» **WORK TO BE COMPLETED**
Copy out every line in the entries below that includes "النفايات".

» **Data entries**

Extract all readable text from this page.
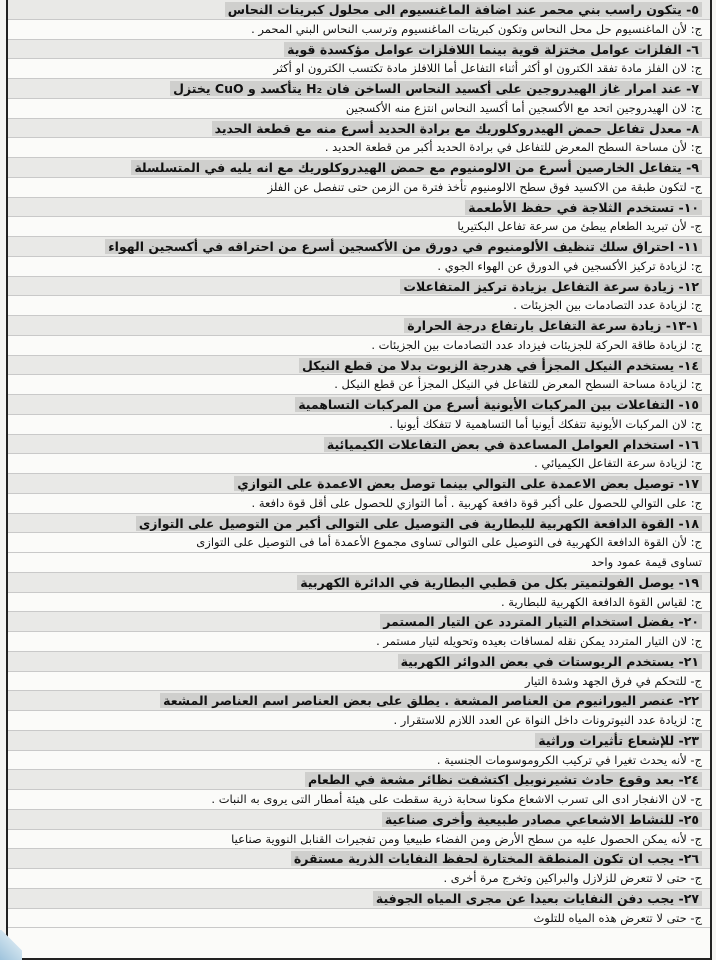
٥- يتكون راسب بني محمر عند اضافة الماغنسيوم الى محلول كبريتات النحاس
ج: لأن الماغنسيوم حل محل النحاس وتكون كبريتات الماغنسيوم وترسب النحاس البني المحمر .
٦- الفلزات عوامل مختزلة قوية بينما اللافلزات عوامل مؤكسدة قوية
ج: لان الفلز مادة تفقد الكترون او أكثر أثناء التفاعل أما اللافلز مادة تكتسب الكترون او أكثر
٧- عند امرار غاز الهيدروجين على أكسيد النحاس الساخن فان H₂ يتأكسد و CuO يختزل
ج: لان الهيدروجين اتحد مع الأكسجين أما أكسيد النحاس انتزع منه الأكسجين
٨- معدل تفاعل حمض الهيدروكلوريك مع برادة الحديد أسرع منه مع قطعة الحديد
ج: لأن مساحة السطح المعرض للتفاعل في برادة الحديد أكبر من قطعة الحديد .
٩- يتفاعل الخارصين أسرع من الالومنيوم مع حمض الهيدروكلوريك مع انه يليه في المتسلسلة
ج- لتكون طبقة من الاكسيد فوق سطح الالومنيوم تأخذ فترة من الزمن حتى تنفصل عن الفلز
١٠- تستخدم الثلاجة في حفظ الأطعمة
ج- لأن تبريد الطعام يبطئ من سرعة تفاعل البكتيريا
١١- احتراق سلك تنظيف الألومنيوم في دورق من الأكسجين أسرع من احتراقه في أكسجين الهواء
ج: لزيادة تركيز الأكسجين في الدورق عن الهواء الجوي .
١٢- زيادة سرعة التفاعل بزيادة تركيز المتفاعلات
ج: لزيادة عدد التصادمات بين الجزيئات .
١-١٣- زيادة سرعة التفاعل بارتفاع درجة الحرارة
ج: لزيادة طاقة الحركة للجزيئات فيزداد عدد التصادمات بين الجزيئات .
١٤- يستخدم النيكل المجزأ في هدرجة الزيوت بدلا من قطع النيكل
ج: لزيادة مساحة السطح المعرض للتفاعل في النيكل المجزأ عن قطع النيكل .
١٥- التفاعلات بين المركبات الأيونية أسرع من المركبات التساهمية
ج: لان المركبات الأيونية تتفكك أيونيا أما التساهمية لا تتفكك أيونيا .
١٦- استخدام العوامل المساعدة في بعض التفاعلات الكيميائية
ج: لزيادة سرعة التفاعل الكيميائي .
١٧- توصيل بعض الاعمدة على التوالي بينما توصل بعض الاعمدة على التوازي
ج: على التوالي للحصول على أكبر قوة دافعة كهربية . أما التوازي للحصول على أقل قوة دافعة .
١٨- القوة الدافعة الكهربية للبطارية فى التوصيل على التوالى أكبر من التوصيل على التوازى
ج: لأن القوة الدافعة الكهربية فى التوصيل على التوالى تساوى مجموع الأعمدة أما فى التوصيل على التوازى
تساوى قيمة عمود واحد
١٩- يوصل الفولتميتر بكل من قطبي البطارية في الدائرة الكهربية
ج: لقياس القوة الدافعة الكهربية للبطارية .
٢٠- يفضل استخدام التيار المتردد عن التيار المستمر
ج: لان التيار المتردد يمكن نقله لمسافات بعيده وتحويله لتيار مستمر .
٢١- يستخدم الريوستات في بعض الدوائر الكهربية
ج- للتحكم في فرق الجهد وشدة التيار
٢٢- عنصر اليورانيوم من العناصر المشعة . يطلق على بعض العناصر اسم العناصر المشعة
ج: لزيادة عدد النيوترونات داخل النواة عن العدد اللازم للاستقرار .
٢٣- للإشعاع تأثيرات وراثية
ج- لأنه يحدث تغيرا في تركيب الكروموسومات الجنسية .
٢٤- بعد وقوع حادث تشيرنوبيل اكتشفت نظائر مشعة في الطعام
ج- لان الانفجار ادى الى تسرب الاشعاع مكونا سحابة ذرية سقطت على هيئة أمطار التى يروى به النبات .
٢٥- للنشاط الاشعاعي مصادر طبيعية وأخرى صناعية
ج- لأنه يمكن الحصول عليه من سطح الأرض ومن الفضاء طبيعيا ومن تفجيرات القنابل النووية صناعيا
٢٦- يجب ان تكون المنطقة المختارة لحفظ النفايات الذرية مستقرة
ج- حتى لا تتعرض للزلازل والبراكين وتخرج مرة أخرى .
٢٧- يجب دفن النفايات بعيدا عن مجرى المياه الجوفية
ج- حتى لا تتعرض هذه المياه للتلوث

» **CORRECT RESPONSE**
٢٦- يجب ان تكون المنطقة المختارة لحفظ النفايات الذرية مستقرة
٢٧- يجب دفن النفايات بعيدا عن مجرى المياه الجوفية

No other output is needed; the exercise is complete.